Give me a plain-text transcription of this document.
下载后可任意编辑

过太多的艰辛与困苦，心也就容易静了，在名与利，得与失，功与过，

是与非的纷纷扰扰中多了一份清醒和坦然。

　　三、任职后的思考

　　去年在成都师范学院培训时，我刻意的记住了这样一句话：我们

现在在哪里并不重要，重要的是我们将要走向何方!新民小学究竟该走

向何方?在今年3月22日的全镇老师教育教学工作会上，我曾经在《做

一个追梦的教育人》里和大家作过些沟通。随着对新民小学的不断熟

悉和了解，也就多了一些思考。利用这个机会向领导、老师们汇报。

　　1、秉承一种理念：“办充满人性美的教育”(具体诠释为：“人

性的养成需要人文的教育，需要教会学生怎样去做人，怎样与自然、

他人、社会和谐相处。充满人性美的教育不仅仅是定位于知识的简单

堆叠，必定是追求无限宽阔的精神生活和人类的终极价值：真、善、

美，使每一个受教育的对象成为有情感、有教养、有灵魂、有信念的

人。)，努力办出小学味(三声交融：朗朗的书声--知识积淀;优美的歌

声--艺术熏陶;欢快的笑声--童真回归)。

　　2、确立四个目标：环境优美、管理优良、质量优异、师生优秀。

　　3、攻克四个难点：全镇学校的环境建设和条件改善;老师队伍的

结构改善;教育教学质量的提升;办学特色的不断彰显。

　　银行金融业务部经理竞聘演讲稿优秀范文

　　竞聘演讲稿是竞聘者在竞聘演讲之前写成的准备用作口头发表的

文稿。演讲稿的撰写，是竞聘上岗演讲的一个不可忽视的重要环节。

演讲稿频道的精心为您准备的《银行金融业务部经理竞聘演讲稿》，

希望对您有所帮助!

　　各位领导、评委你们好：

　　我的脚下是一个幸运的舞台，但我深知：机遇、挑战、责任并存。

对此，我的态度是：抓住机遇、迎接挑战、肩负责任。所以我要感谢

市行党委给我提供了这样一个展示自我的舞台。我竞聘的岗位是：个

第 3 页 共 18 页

────────────────────────────────────────

Reproduce the listing in full. Keep it exactly as written.

Give me a plain-text transcription of this document.
下载后可任意编辑

过太多的艰辛与困苦，心也就容易静了，在名与利，得与失，功与过，

是与非的纷纷扰扰中多了一份清醒和坦然。

　　三、任职后的思考

　　去年在成都师范学院培训时，我刻意的记住了这样一句话：我们

现在在哪里并不重要，重要的是我们将要走向何方!新民小学究竟该走

向何方?在今年3月22日的全镇老师教育教学工作会上，我曾经在《做

一个追梦的教育人》里和大家作过些沟通。随着对新民小学的不断熟

悉和了解，也就多了一些思考。利用这个机会向领导、老师们汇报。

　　1、秉承一种理念：“办充满人性美的教育”(具体诠释为：“人

性的养成需要人文的教育，需要教会学生怎样去做人，怎样与自然、

他人、社会和谐相处。充满人性美的教育不仅仅是定位于知识的简单

堆叠，必定是追求无限宽阔的精神生活和人类的终极价值：真、善、

美，使每一个受教育的对象成为有情感、有教养、有灵魂、有信念的

人。)，努力办出小学味(三声交融：朗朗的书声--知识积淀;优美的歌

声--艺术熏陶;欢快的笑声--童真回归)。

　　2、确立四个目标：环境优美、管理优良、质量优异、师生优秀。

　　3、攻克四个难点：全镇学校的环境建设和条件改善;老师队伍的

结构改善;教育教学质量的提升;办学特色的不断彰显。

　　银行金融业务部经理竞聘演讲稿优秀范文

　　竞聘演讲稿是竞聘者在竞聘演讲之前写成的准备用作口头发表的

文稿。演讲稿的撰写，是竞聘上岗演讲的一个不可忽视的重要环节。

演讲稿频道的精心为您准备的《银行金融业务部经理竞聘演讲稿》，

希望对您有所帮助!

　　各位领导、评委你们好：

　　我的脚下是一个幸运的舞台，但我深知：机遇、挑战、责任并存。

对此，我的态度是：抓住机遇、迎接挑战、肩负责任。所以我要感谢

市行党委给我提供了这样一个展示自我的舞台。我竞聘的岗位是：个

第 3 页 共 18 页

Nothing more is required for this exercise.